## Task objective
Copy out each line below exactly as it appears.

#### Supplied material ####

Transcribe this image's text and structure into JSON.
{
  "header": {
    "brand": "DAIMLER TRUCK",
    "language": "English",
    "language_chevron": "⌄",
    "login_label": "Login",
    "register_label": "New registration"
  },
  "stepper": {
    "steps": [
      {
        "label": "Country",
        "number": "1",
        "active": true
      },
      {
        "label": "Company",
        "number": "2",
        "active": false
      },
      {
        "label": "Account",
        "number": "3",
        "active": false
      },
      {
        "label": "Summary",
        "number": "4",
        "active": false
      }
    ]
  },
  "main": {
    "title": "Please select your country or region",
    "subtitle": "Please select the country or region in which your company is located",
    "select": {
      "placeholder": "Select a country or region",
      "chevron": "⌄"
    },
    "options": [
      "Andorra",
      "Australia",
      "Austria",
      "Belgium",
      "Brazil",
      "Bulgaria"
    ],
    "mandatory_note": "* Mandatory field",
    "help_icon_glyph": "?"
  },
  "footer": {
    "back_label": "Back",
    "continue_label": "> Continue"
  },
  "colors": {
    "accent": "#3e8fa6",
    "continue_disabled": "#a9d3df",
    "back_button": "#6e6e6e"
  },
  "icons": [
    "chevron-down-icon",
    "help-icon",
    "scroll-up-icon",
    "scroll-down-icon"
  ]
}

####

## Response to this exercise
Transcribe this image's text and structure into JSON.
{
  "header": {
    "brand": "DAIMLER TRUCK",
    "language": "English",
    "language_chevron": "⌄",
    "login_label": "Login",
    "register_label": "New registration"
  },
  "stepper": {
    "steps": [
      {
        "label": "Country",
        "number": "1",
        "active": true
      },
      {
        "label": "Company",
        "number": "2",
        "active": false
      },
      {
        "label": "Account",
        "number": "3",
        "active": false
      },
      {
        "label": "Summary",
        "number": "4",
        "active": false
      }
    ]
  },
  "main": {
    "title": "Please select your country or region",
    "subtitle": "Please select the country or region in which your company is located",
    "select": {
      "placeholder": "Select a country or region",
      "chevron": "⌄"
    },
    "options": [
      "Andorra",
      "Australia",
      "Austria",
      "Belgium",
      "Brazil",
      "Bulgaria"
    ],
    "mandatory_note": "* Mandatory field",
    "help_icon_glyph": "?"
  },
  "footer": {
    "back_label": "Back",
    "continue_label": "> Continue"
  },
  "colors": {
    "accent": "#3e8fa6",
    "continue_disabled": "#a9d3df",
    "back_button": "#6e6e6e"
  },
  "icons": [
    "chevron-down-icon",
    "help-icon",
    "scroll-up-icon",
    "scroll-down-icon"
  ]
}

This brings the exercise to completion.